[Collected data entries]

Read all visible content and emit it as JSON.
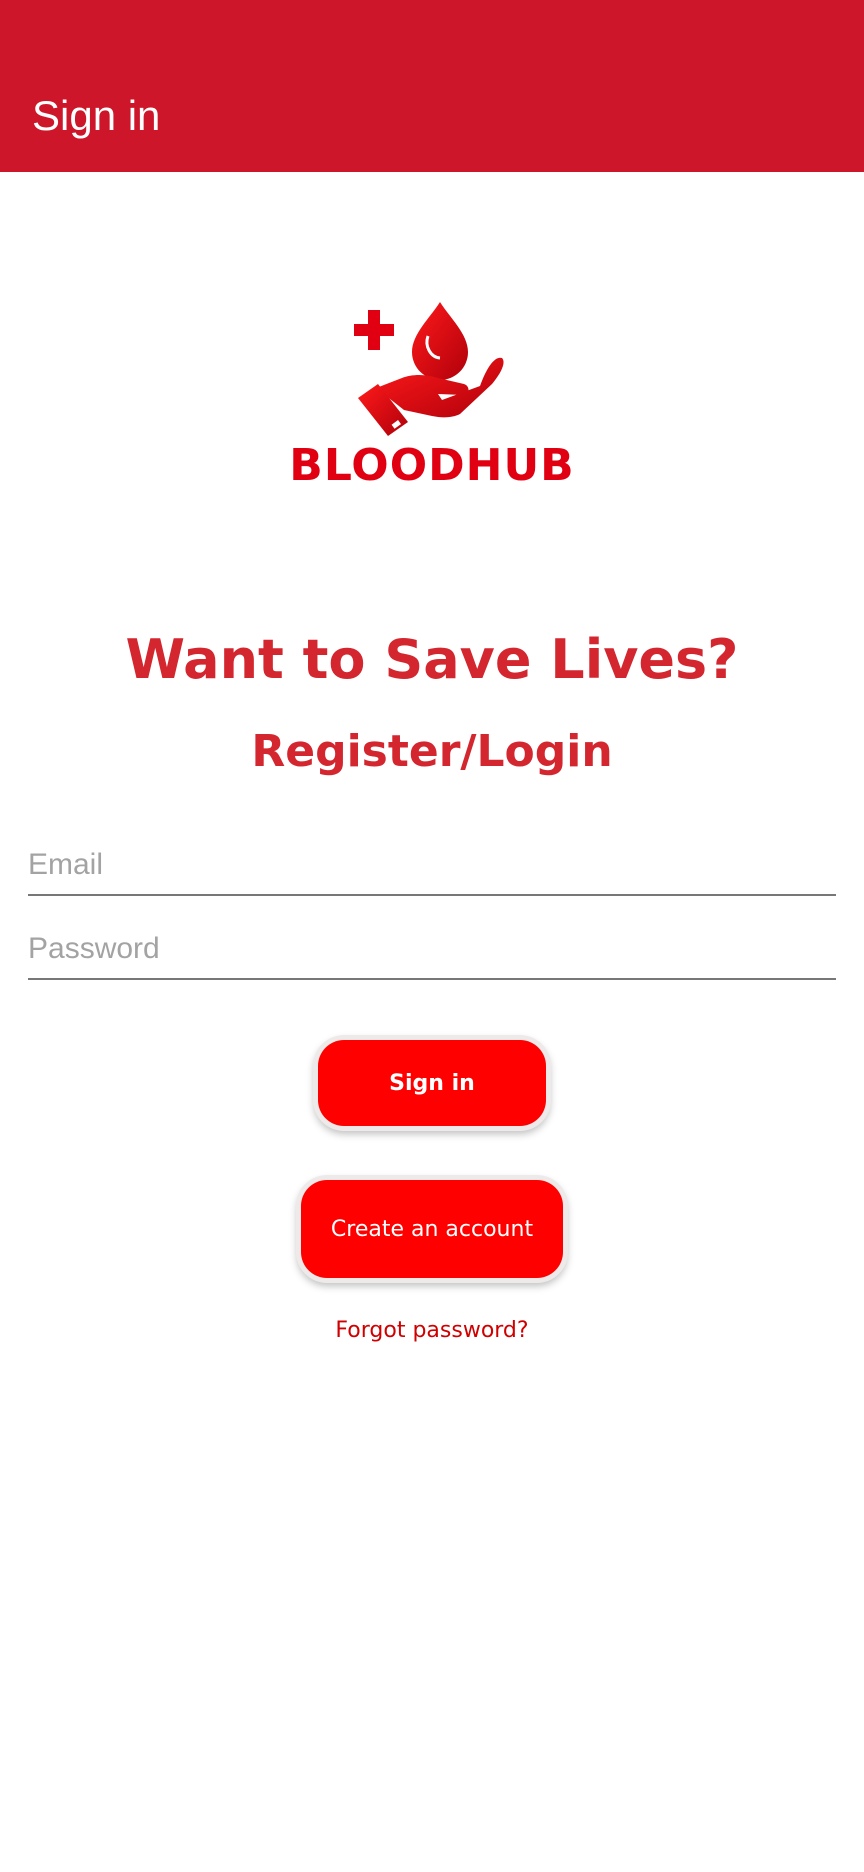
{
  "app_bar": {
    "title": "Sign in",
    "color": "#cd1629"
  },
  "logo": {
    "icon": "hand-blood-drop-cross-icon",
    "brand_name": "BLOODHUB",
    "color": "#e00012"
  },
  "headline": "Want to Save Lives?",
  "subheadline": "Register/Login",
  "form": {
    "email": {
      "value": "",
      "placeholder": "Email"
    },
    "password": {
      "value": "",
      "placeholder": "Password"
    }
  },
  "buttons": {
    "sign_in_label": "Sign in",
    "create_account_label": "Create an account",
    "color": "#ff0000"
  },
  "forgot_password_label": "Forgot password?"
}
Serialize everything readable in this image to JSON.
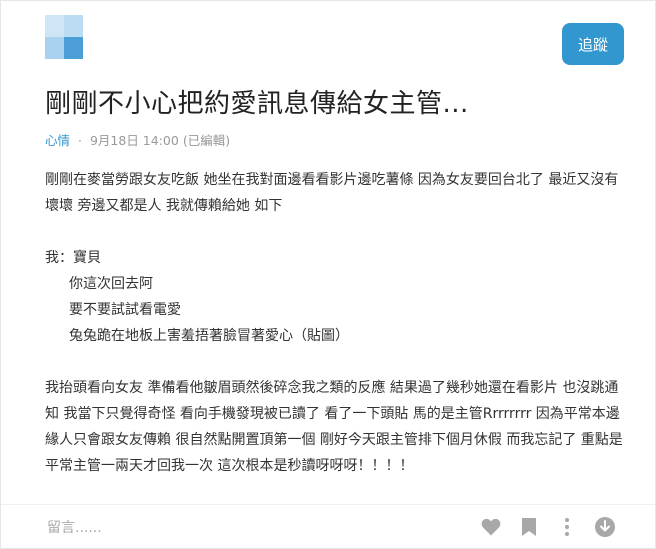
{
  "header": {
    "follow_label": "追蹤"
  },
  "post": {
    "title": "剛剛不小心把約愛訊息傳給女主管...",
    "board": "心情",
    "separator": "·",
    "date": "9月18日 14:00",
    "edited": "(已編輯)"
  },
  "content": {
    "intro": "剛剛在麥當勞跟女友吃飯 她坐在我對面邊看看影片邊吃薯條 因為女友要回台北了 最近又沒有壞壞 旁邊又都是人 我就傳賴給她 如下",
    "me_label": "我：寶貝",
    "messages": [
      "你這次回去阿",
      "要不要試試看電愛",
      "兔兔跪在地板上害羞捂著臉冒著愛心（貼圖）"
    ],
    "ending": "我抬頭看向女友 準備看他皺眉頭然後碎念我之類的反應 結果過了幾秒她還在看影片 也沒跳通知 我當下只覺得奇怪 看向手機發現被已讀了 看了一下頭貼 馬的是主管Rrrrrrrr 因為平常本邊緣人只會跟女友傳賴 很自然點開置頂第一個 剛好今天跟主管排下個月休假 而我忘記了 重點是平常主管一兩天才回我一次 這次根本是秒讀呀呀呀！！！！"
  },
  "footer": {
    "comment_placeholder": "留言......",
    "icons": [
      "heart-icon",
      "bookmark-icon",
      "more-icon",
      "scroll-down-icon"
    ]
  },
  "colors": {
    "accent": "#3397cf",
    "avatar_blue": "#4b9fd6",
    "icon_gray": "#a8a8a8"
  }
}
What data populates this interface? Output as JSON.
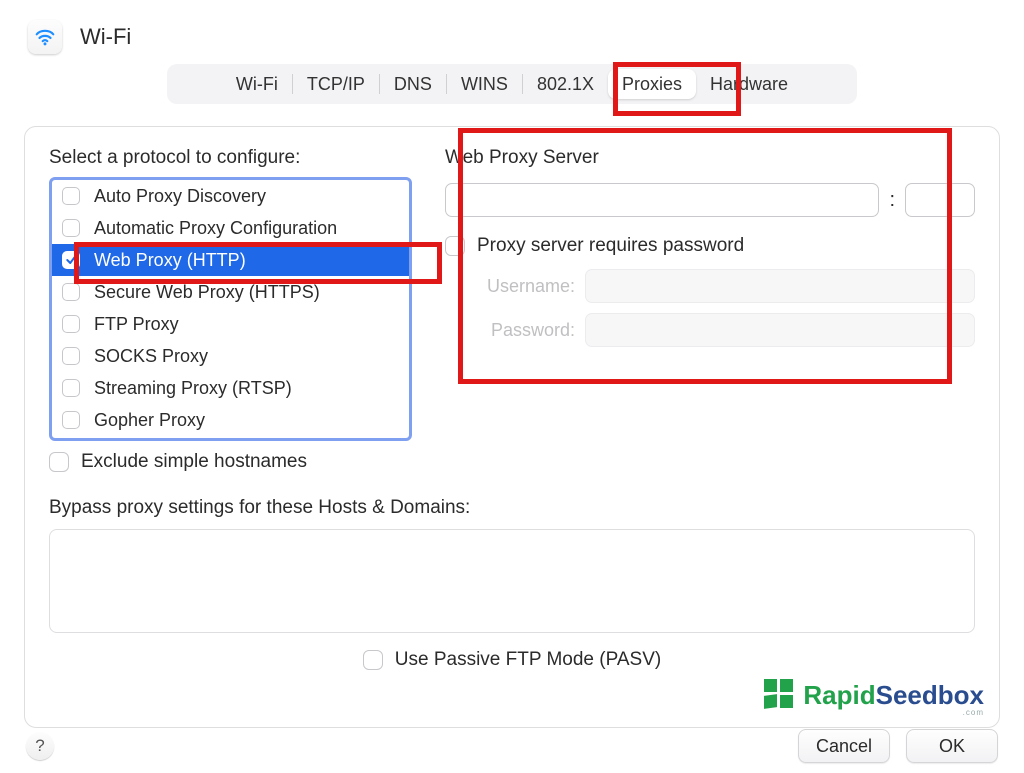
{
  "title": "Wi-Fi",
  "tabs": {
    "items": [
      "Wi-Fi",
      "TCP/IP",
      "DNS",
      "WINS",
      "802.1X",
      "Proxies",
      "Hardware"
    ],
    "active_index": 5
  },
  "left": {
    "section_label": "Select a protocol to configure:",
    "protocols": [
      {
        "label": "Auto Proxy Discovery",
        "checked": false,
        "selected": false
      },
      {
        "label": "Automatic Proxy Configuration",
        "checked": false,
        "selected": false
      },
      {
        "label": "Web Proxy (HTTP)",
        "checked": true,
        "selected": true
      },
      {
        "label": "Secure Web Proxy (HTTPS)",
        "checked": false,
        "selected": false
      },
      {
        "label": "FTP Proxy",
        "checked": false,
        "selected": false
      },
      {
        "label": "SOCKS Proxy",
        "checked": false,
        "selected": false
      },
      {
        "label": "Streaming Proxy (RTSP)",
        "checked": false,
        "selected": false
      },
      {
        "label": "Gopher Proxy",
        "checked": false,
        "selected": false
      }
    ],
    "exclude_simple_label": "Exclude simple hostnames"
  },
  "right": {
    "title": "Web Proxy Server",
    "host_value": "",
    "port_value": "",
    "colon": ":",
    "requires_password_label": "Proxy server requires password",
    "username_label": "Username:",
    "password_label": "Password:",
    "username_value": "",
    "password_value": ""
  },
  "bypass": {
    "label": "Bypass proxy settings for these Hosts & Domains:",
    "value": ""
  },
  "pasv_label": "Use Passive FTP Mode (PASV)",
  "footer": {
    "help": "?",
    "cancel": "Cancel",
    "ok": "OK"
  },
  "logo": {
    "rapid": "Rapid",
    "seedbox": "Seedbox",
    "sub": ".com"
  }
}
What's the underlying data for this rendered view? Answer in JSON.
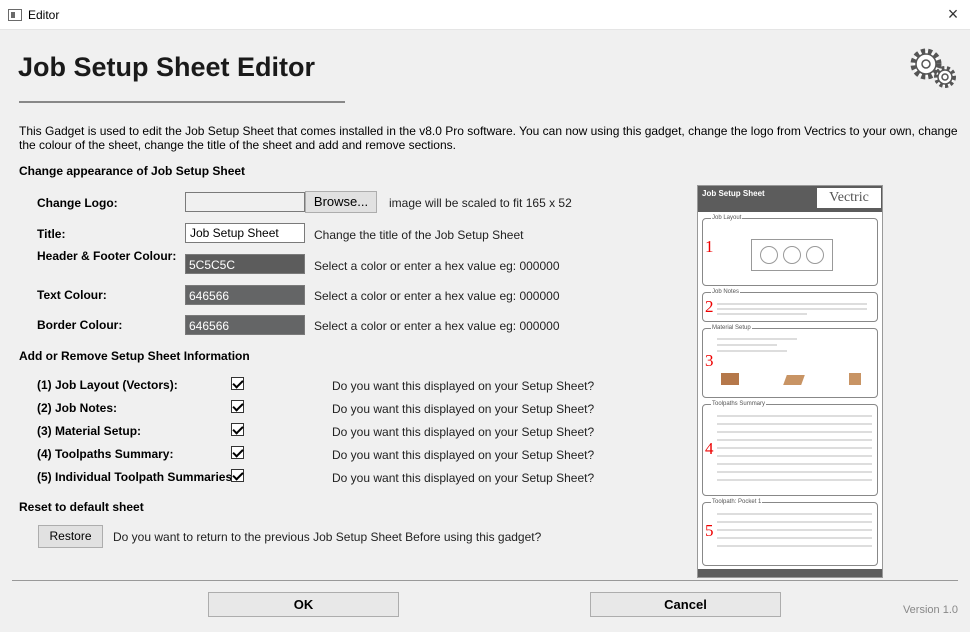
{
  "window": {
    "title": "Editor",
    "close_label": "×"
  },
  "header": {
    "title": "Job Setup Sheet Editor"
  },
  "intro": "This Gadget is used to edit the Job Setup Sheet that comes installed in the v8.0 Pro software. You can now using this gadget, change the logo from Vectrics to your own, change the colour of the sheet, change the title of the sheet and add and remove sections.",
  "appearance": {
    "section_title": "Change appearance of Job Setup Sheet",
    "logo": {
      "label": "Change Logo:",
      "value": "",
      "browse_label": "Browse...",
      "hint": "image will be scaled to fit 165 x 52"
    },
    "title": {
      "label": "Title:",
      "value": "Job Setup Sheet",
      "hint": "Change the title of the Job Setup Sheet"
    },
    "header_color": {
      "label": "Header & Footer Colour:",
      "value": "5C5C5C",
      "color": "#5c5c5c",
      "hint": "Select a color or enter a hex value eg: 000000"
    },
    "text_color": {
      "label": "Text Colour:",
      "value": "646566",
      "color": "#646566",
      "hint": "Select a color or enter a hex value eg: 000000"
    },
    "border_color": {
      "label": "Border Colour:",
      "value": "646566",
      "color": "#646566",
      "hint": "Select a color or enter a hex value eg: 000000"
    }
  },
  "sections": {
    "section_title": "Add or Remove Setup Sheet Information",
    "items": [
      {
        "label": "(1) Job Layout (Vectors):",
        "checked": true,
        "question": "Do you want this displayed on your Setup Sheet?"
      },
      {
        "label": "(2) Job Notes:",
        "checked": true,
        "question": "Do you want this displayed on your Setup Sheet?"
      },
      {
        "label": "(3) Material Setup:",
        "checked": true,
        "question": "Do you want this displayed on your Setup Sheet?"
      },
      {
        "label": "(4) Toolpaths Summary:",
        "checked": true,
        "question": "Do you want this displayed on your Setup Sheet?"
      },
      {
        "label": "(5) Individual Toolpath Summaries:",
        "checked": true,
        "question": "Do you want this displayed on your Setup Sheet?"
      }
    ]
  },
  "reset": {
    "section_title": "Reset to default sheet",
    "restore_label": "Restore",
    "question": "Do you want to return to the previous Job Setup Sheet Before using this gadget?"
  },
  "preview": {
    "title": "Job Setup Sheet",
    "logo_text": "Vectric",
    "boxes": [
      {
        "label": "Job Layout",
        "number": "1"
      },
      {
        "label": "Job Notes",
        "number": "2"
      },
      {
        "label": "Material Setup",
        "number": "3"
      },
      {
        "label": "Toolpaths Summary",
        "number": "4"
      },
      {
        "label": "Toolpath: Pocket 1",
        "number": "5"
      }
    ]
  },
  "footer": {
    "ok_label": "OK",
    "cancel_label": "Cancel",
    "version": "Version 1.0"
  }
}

• _Given instruction_
Search the records above for "number". Copy each line where it is found.

• _Response_
        "number": "1"
        "number": "2"
        "number": "3"
        "number": "4"
        "number": "5"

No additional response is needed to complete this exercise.